**DIRECTION**
Transcribe the entries that follow exactly as they appear, minus pictures.

_ _ _ _ _ _ _

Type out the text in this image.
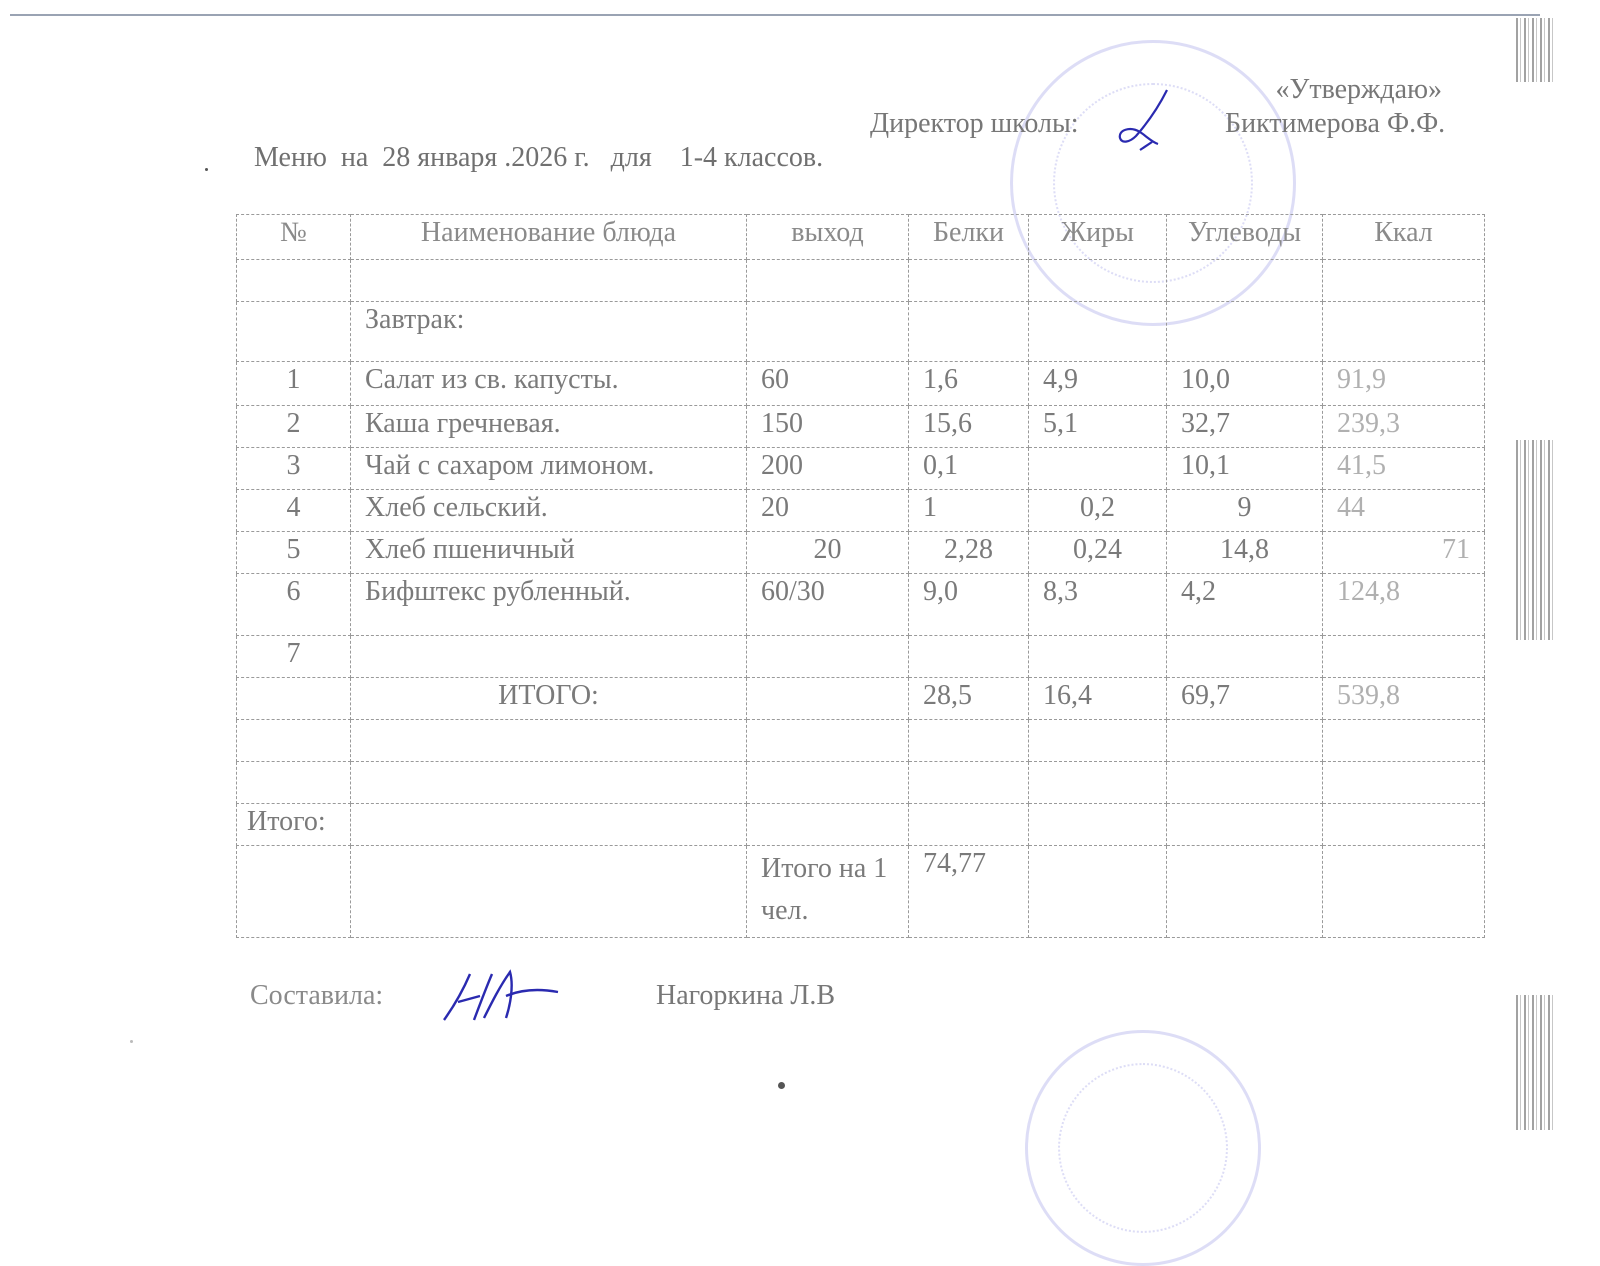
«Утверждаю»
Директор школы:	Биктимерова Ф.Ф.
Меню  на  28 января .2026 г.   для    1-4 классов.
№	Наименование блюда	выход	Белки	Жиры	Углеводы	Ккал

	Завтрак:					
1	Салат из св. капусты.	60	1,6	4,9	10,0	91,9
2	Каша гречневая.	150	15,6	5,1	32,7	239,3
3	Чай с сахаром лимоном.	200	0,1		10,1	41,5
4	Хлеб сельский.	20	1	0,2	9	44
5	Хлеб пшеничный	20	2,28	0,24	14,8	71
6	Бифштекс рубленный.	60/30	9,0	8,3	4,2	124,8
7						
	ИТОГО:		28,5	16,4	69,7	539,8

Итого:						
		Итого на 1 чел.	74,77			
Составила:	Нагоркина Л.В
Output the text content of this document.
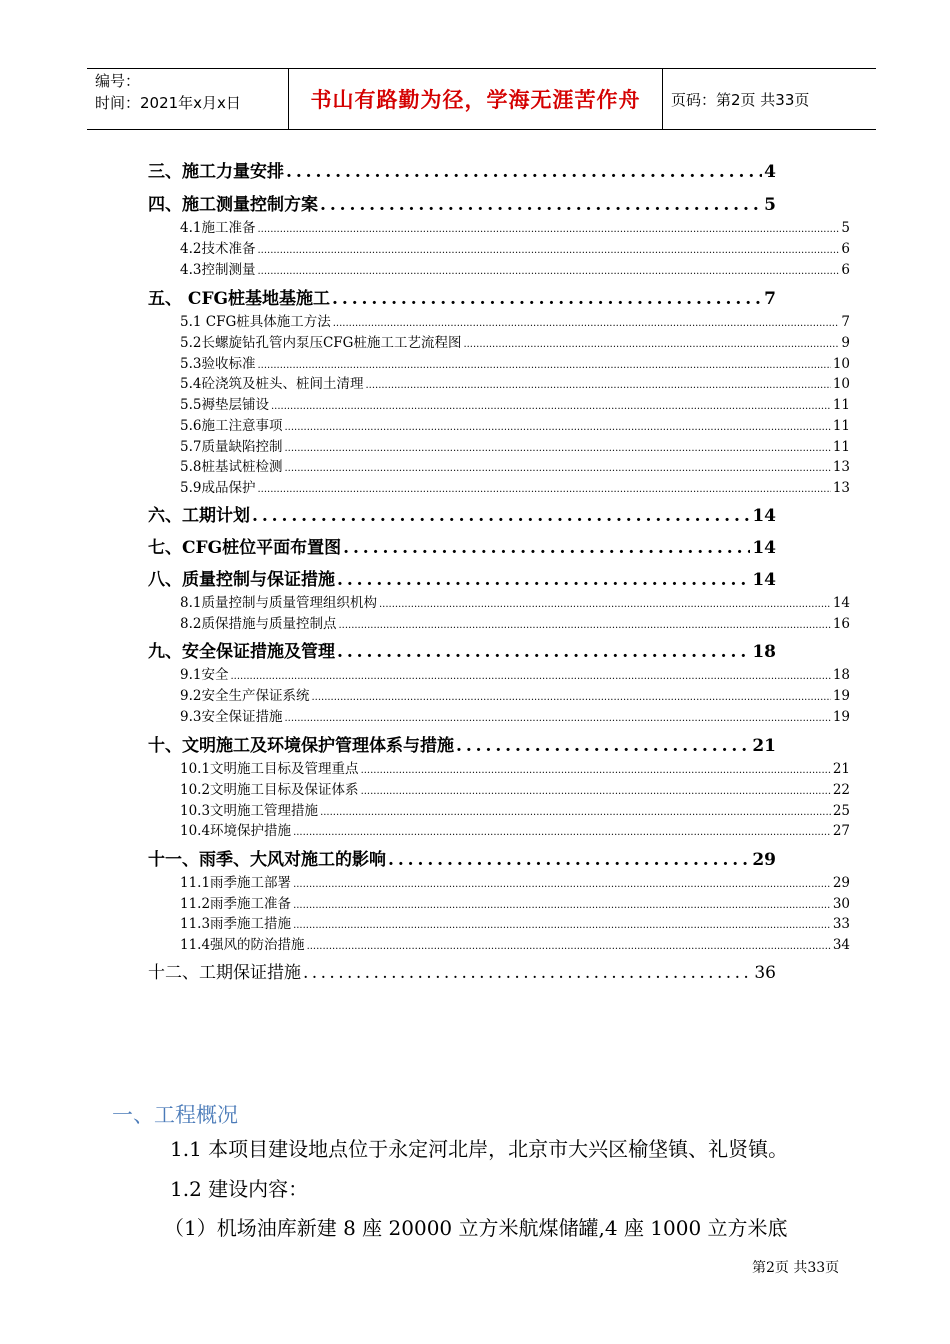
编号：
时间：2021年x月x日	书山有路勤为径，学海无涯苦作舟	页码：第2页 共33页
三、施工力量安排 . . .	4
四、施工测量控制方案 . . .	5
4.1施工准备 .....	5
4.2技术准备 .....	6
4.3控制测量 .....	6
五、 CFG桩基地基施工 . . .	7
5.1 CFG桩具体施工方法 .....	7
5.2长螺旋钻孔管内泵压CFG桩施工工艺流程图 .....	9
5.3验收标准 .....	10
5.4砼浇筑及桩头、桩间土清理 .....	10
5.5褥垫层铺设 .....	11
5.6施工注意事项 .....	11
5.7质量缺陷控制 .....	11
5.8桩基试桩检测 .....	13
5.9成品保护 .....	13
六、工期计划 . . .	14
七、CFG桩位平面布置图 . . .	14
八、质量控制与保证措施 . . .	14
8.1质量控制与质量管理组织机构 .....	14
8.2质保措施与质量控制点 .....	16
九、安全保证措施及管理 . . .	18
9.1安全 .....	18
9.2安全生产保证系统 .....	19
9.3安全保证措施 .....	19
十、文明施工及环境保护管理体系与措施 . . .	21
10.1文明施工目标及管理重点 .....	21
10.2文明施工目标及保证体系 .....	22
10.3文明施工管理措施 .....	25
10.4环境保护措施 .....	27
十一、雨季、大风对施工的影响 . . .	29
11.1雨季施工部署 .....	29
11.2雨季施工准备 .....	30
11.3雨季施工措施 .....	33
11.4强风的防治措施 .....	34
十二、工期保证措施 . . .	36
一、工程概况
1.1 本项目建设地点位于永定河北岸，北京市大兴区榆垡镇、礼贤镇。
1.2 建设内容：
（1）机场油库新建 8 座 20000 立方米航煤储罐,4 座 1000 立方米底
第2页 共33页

_ _ _ _ _ _ _

**RESULT**
Type out the text in this image.
«Утверждаю»
Директор школы:	Биктимерова Ф.Ф.
Меню  на  28 января .2026 г.   для    1-4 классов.
№	Наименование блюда	выход	Белки	Жиры	Углеводы	Ккал

	Завтрак:					
1	Салат из св. капусты.	60	1,6	4,9	10,0	91,9
2	Каша гречневая.	150	15,6	5,1	32,7	239,3
3	Чай с сахаром лимоном.	200	0,1		10,1	41,5
4	Хлеб сельский.	20	1	0,2	9	44
5	Хлеб пшеничный	20	2,28	0,24	14,8	71
6	Бифштекс рубленный.	60/30	9,0	8,3	4,2	124,8
7						
	ИТОГО:		28,5	16,4	69,7	539,8

Итого:						
		Итого на 1 чел.	74,77			
Составила:	Нагоркина Л.В
Output the text content of this document.
编号：
时间：2021年x月x日	书山有路勤为径，学海无涯苦作舟	页码：第2页 共33页
三、施工力量安排 . . .	4
四、施工测量控制方案 . . .	5
4.1施工准备 .....	5
4.2技术准备 .....	6
4.3控制测量 .....	6
五、 CFG桩基地基施工 . . .	7
5.1 CFG桩具体施工方法 .....	7
5.2长螺旋钻孔管内泵压CFG桩施工工艺流程图 .....	9
5.3验收标准 .....	10
5.4砼浇筑及桩头、桩间土清理 .....	10
5.5褥垫层铺设 .....	11
5.6施工注意事项 .....	11
5.7质量缺陷控制 .....	11
5.8桩基试桩检测 .....	13
5.9成品保护 .....	13
六、工期计划 . . .	14
七、CFG桩位平面布置图 . . .	14
八、质量控制与保证措施 . . .	14
8.1质量控制与质量管理组织机构 .....	14
8.2质保措施与质量控制点 .....	16
九、安全保证措施及管理 . . .	18
9.1安全 .....	18
9.2安全生产保证系统 .....	19
9.3安全保证措施 .....	19
十、文明施工及环境保护管理体系与措施 . . .	21
10.1文明施工目标及管理重点 .....	21
10.2文明施工目标及保证体系 .....	22
10.3文明施工管理措施 .....	25
10.4环境保护措施 .....	27
十一、雨季、大风对施工的影响 . . .	29
11.1雨季施工部署 .....	29
11.2雨季施工准备 .....	30
11.3雨季施工措施 .....	33
11.4强风的防治措施 .....	34
十二、工期保证措施 . . .	36
一、工程概况
1.1 本项目建设地点位于永定河北岸，北京市大兴区榆垡镇、礼贤镇。
1.2 建设内容：
（1）机场油库新建 8 座 20000 立方米航煤储罐,4 座 1000 立方米底
第2页 共33页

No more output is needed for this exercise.